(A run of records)
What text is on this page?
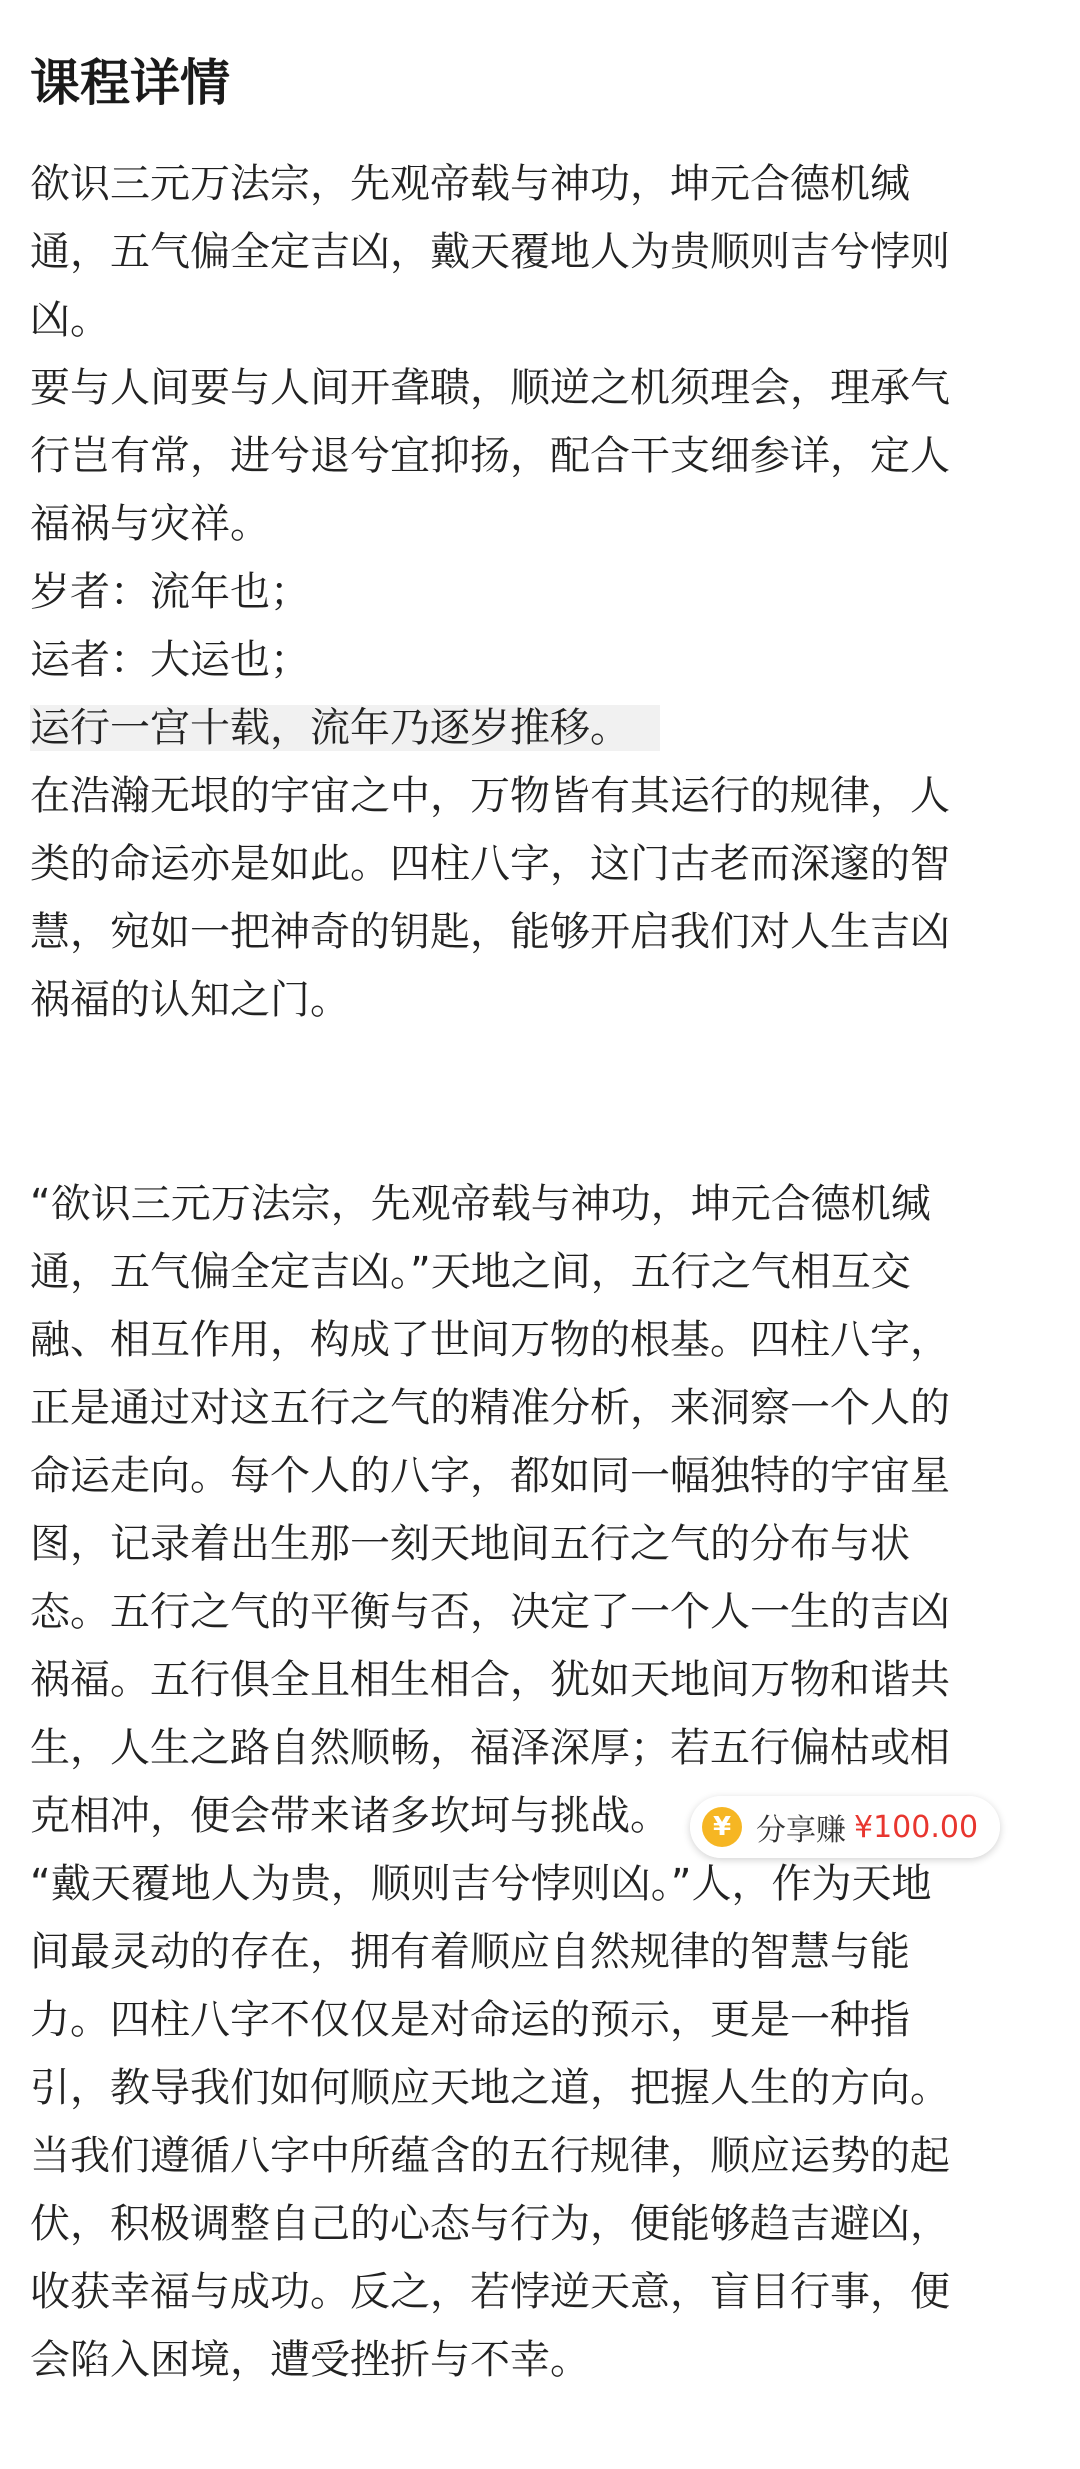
课程详情

欲识三元万法宗，先观帝载与神功，坤元合德机缄
通，五气偏全定吉凶，戴天覆地人为贵顺则吉兮悖则
凶。

要与人间要与人间开聋聩，顺逆之机须理会，理承气
行岂有常，进兮退兮宜抑扬，配合干支细参详，定人
福祸与灾祥。

岁者：流年也；
运者：大运也；
运行一宫十载，流年乃逐岁推移。

在浩瀚无垠的宇宙之中，万物皆有其运行的规律，人
类的命运亦是如此。四柱八字，这门古老而深邃的智
慧，宛如一把神奇的钥匙，能够开启我们对人生吉凶
祸福的认知之门。

“欲识三元万法宗，先观帝载与神功，坤元合德机缄
通，五气偏全定吉凶。”天地之间，五行之气相互交
融、相互作用，构成了世间万物的根基。四柱八字，
正是通过对这五行之气的精准分析，来洞察一个人的
命运走向。每个人的八字，都如同一幅独特的宇宙星
图，记录着出生那一刻天地间五行之气的分布与状
态。五行之气的平衡与否，决定了一个人一生的吉凶
祸福。五行俱全且相生相合，犹如天地间万物和谐共
生，人生之路自然顺畅，福泽深厚；若五行偏枯或相
克相冲，便会带来诸多坎坷与挑战。

“戴天覆地人为贵，顺则吉兮悖则凶。”人，作为天地
间最灵动的存在，拥有着顺应自然规律的智慧与能
力。四柱八字不仅仅是对命运的预示，更是一种指
引，教导我们如何顺应天地之道，把握人生的方向。
当我们遵循八字中所蕴含的五行规律，顺应运势的起
伏，积极调整自己的心态与行为，便能够趋吉避凶，
收获幸福与成功。反之，若悖逆天意，盲目行事，便
会陷入困境，遭受挫折与不幸。

¥ 分享赚 ¥100.00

Problem to solve.
Select every line in the material above where the string "坤元合德机缄" occurs, and copy it.

Response below.
欲识三元万法宗，先观帝载与神功，坤元合德机缄
“欲识三元万法宗，先观帝载与神功，坤元合德机缄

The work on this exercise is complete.